◆ **What is being asked**: Make an exact copy of the entries below with the pictures removed.

◆ **Information provided**:

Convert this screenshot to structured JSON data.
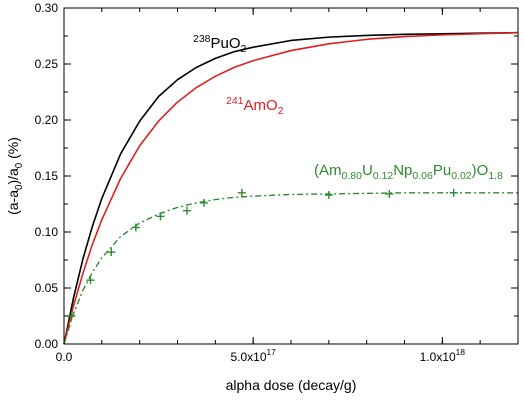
{
  "chart_data": {
    "type": "line",
    "xlabel_parts": [
      {
        "t": "alpha dose (decay/g)",
        "s": "n"
      }
    ],
    "ylabel_parts": [
      {
        "t": "(a-a",
        "s": "n"
      },
      {
        "t": "0",
        "s": "sub"
      },
      {
        "t": ")/a",
        "s": "n"
      },
      {
        "t": "0",
        "s": "sub"
      },
      {
        "t": " (%)",
        "s": "n"
      }
    ],
    "xlim": [
      0,
      1.2e+18
    ],
    "ylim": [
      0,
      0.3
    ],
    "y_ticks": [
      {
        "v": 0.0,
        "label": "0.00"
      },
      {
        "v": 0.05,
        "label": "0.05"
      },
      {
        "v": 0.1,
        "label": "0.10"
      },
      {
        "v": 0.15,
        "label": "0.15"
      },
      {
        "v": 0.2,
        "label": "0.20"
      },
      {
        "v": 0.25,
        "label": "0.25"
      },
      {
        "v": 0.3,
        "label": "0.30"
      }
    ],
    "x_ticks": [
      {
        "v": 0,
        "parts": [
          {
            "t": "0.0",
            "s": "n"
          }
        ]
      },
      {
        "v": 5e+17,
        "parts": [
          {
            "t": "5.0x10",
            "s": "n"
          },
          {
            "t": "17",
            "s": "sup"
          }
        ]
      },
      {
        "v": 1e+18,
        "parts": [
          {
            "t": "1.0x10",
            "s": "n"
          },
          {
            "t": "18",
            "s": "sup"
          }
        ]
      }
    ],
    "x_minor_step": 1e+17,
    "y_minor_step": 0.025,
    "series": [
      {
        "label_parts": [
          {
            "t": "238",
            "s": "sup"
          },
          {
            "t": "PuO",
            "s": "n"
          },
          {
            "t": "2",
            "s": "sub"
          }
        ],
        "color": "#000000",
        "style": "solid",
        "x": [
          0,
          2.5e+16,
          5e+16,
          7.5e+16,
          1e+17,
          1.5e+17,
          2e+17,
          2.5e+17,
          3e+17,
          3.5e+17,
          4e+17,
          4.5e+17,
          5e+17,
          6e+17,
          7e+17,
          8e+17,
          9e+17,
          1e+18,
          1.1e+18,
          1.2e+18
        ],
        "y": [
          0,
          0.041,
          0.076,
          0.105,
          0.13,
          0.17,
          0.199,
          0.221,
          0.236,
          0.247,
          0.255,
          0.261,
          0.265,
          0.271,
          0.274,
          0.2755,
          0.2765,
          0.277,
          0.2775,
          0.278
        ]
      },
      {
        "label_parts": [
          {
            "t": "241",
            "s": "sup"
          },
          {
            "t": "AmO",
            "s": "n"
          },
          {
            "t": "2",
            "s": "sub"
          }
        ],
        "color": "#e02020",
        "style": "solid",
        "x": [
          0,
          2.5e+16,
          5e+16,
          7.5e+16,
          1e+17,
          1.5e+17,
          2e+17,
          2.5e+17,
          3e+17,
          3.5e+17,
          4e+17,
          4.5e+17,
          5e+17,
          6e+17,
          7e+17,
          8e+17,
          9e+17,
          1e+18,
          1.1e+18,
          1.2e+18
        ],
        "y": [
          0,
          0.034,
          0.063,
          0.089,
          0.111,
          0.148,
          0.177,
          0.199,
          0.216,
          0.229,
          0.239,
          0.247,
          0.253,
          0.262,
          0.268,
          0.272,
          0.2745,
          0.276,
          0.277,
          0.278
        ]
      },
      {
        "label_parts": [
          {
            "t": "(Am",
            "s": "n"
          },
          {
            "t": "0.80",
            "s": "sub"
          },
          {
            "t": "U",
            "s": "n"
          },
          {
            "t": "0.12",
            "s": "sub"
          },
          {
            "t": "Np",
            "s": "n"
          },
          {
            "t": "0.06",
            "s": "sub"
          },
          {
            "t": "Pu",
            "s": "n"
          },
          {
            "t": "0.02",
            "s": "sub"
          },
          {
            "t": ")O",
            "s": "n"
          },
          {
            "t": "1.8",
            "s": "sub"
          }
        ],
        "color": "#2e8b2e",
        "style": "dashdot",
        "x": [
          0,
          2.5e+16,
          5e+16,
          7.5e+16,
          1e+17,
          1.5e+17,
          2e+17,
          2.5e+17,
          3e+17,
          3.5e+17,
          4e+17,
          4.5e+17,
          5e+17,
          6e+17,
          7e+17,
          8e+17,
          9e+17,
          1e+18,
          1.1e+18,
          1.2e+18
        ],
        "y": [
          0,
          0.027,
          0.048,
          0.064,
          0.077,
          0.096,
          0.108,
          0.116,
          0.122,
          0.126,
          0.129,
          0.131,
          0.132,
          0.1335,
          0.134,
          0.1345,
          0.135,
          0.135,
          0.135,
          0.135
        ],
        "points_x": [
          2e+16,
          7e+16,
          1.25e+17,
          1.9e+17,
          2.55e+17,
          3.25e+17,
          3.7e+17,
          4.7e+17,
          7e+17,
          8.6e+17,
          1.03e+18
        ],
        "points_y": [
          0.025,
          0.057,
          0.082,
          0.104,
          0.114,
          0.119,
          0.126,
          0.135,
          0.133,
          0.134,
          0.135
        ]
      }
    ]
  }
}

◆ **Written solution**:
Convert this screenshot to structured JSON data.
{
  "chart_data": {
    "type": "line",
    "xlabel_parts": [
      {
        "t": "alpha dose (decay/g)",
        "s": "n"
      }
    ],
    "ylabel_parts": [
      {
        "t": "(a-a",
        "s": "n"
      },
      {
        "t": "0",
        "s": "sub"
      },
      {
        "t": ")/a",
        "s": "n"
      },
      {
        "t": "0",
        "s": "sub"
      },
      {
        "t": " (%)",
        "s": "n"
      }
    ],
    "xlim": [
      0,
      1.2e+18
    ],
    "ylim": [
      0,
      0.3
    ],
    "y_ticks": [
      {
        "v": 0.0,
        "label": "0.00"
      },
      {
        "v": 0.05,
        "label": "0.05"
      },
      {
        "v": 0.1,
        "label": "0.10"
      },
      {
        "v": 0.15,
        "label": "0.15"
      },
      {
        "v": 0.2,
        "label": "0.20"
      },
      {
        "v": 0.25,
        "label": "0.25"
      },
      {
        "v": 0.3,
        "label": "0.30"
      }
    ],
    "x_ticks": [
      {
        "v": 0,
        "parts": [
          {
            "t": "0.0",
            "s": "n"
          }
        ]
      },
      {
        "v": 5e+17,
        "parts": [
          {
            "t": "5.0x10",
            "s": "n"
          },
          {
            "t": "17",
            "s": "sup"
          }
        ]
      },
      {
        "v": 1e+18,
        "parts": [
          {
            "t": "1.0x10",
            "s": "n"
          },
          {
            "t": "18",
            "s": "sup"
          }
        ]
      }
    ],
    "x_minor_step": 1e+17,
    "y_minor_step": 0.025,
    "series": [
      {
        "label_parts": [
          {
            "t": "238",
            "s": "sup"
          },
          {
            "t": "PuO",
            "s": "n"
          },
          {
            "t": "2",
            "s": "sub"
          }
        ],
        "color": "#000000",
        "style": "solid",
        "x": [
          0,
          2.5e+16,
          5e+16,
          7.5e+16,
          1e+17,
          1.5e+17,
          2e+17,
          2.5e+17,
          3e+17,
          3.5e+17,
          4e+17,
          4.5e+17,
          5e+17,
          6e+17,
          7e+17,
          8e+17,
          9e+17,
          1e+18,
          1.1e+18,
          1.2e+18
        ],
        "y": [
          0,
          0.041,
          0.076,
          0.105,
          0.13,
          0.17,
          0.199,
          0.221,
          0.236,
          0.247,
          0.255,
          0.261,
          0.265,
          0.271,
          0.274,
          0.2755,
          0.2765,
          0.277,
          0.2775,
          0.278
        ]
      },
      {
        "label_parts": [
          {
            "t": "241",
            "s": "sup"
          },
          {
            "t": "AmO",
            "s": "n"
          },
          {
            "t": "2",
            "s": "sub"
          }
        ],
        "color": "#e02020",
        "style": "solid",
        "x": [
          0,
          2.5e+16,
          5e+16,
          7.5e+16,
          1e+17,
          1.5e+17,
          2e+17,
          2.5e+17,
          3e+17,
          3.5e+17,
          4e+17,
          4.5e+17,
          5e+17,
          6e+17,
          7e+17,
          8e+17,
          9e+17,
          1e+18,
          1.1e+18,
          1.2e+18
        ],
        "y": [
          0,
          0.034,
          0.063,
          0.089,
          0.111,
          0.148,
          0.177,
          0.199,
          0.216,
          0.229,
          0.239,
          0.247,
          0.253,
          0.262,
          0.268,
          0.272,
          0.2745,
          0.276,
          0.277,
          0.278
        ]
      },
      {
        "label_parts": [
          {
            "t": "(Am",
            "s": "n"
          },
          {
            "t": "0.80",
            "s": "sub"
          },
          {
            "t": "U",
            "s": "n"
          },
          {
            "t": "0.12",
            "s": "sub"
          },
          {
            "t": "Np",
            "s": "n"
          },
          {
            "t": "0.06",
            "s": "sub"
          },
          {
            "t": "Pu",
            "s": "n"
          },
          {
            "t": "0.02",
            "s": "sub"
          },
          {
            "t": ")O",
            "s": "n"
          },
          {
            "t": "1.8",
            "s": "sub"
          }
        ],
        "color": "#2e8b2e",
        "style": "dashdot",
        "x": [
          0,
          2.5e+16,
          5e+16,
          7.5e+16,
          1e+17,
          1.5e+17,
          2e+17,
          2.5e+17,
          3e+17,
          3.5e+17,
          4e+17,
          4.5e+17,
          5e+17,
          6e+17,
          7e+17,
          8e+17,
          9e+17,
          1e+18,
          1.1e+18,
          1.2e+18
        ],
        "y": [
          0,
          0.027,
          0.048,
          0.064,
          0.077,
          0.096,
          0.108,
          0.116,
          0.122,
          0.126,
          0.129,
          0.131,
          0.132,
          0.1335,
          0.134,
          0.1345,
          0.135,
          0.135,
          0.135,
          0.135
        ],
        "points_x": [
          2e+16,
          7e+16,
          1.25e+17,
          1.9e+17,
          2.55e+17,
          3.25e+17,
          3.7e+17,
          4.7e+17,
          7e+17,
          8.6e+17,
          1.03e+18
        ],
        "points_y": [
          0.025,
          0.057,
          0.082,
          0.104,
          0.114,
          0.119,
          0.126,
          0.135,
          0.133,
          0.134,
          0.135
        ]
      }
    ]
  }
}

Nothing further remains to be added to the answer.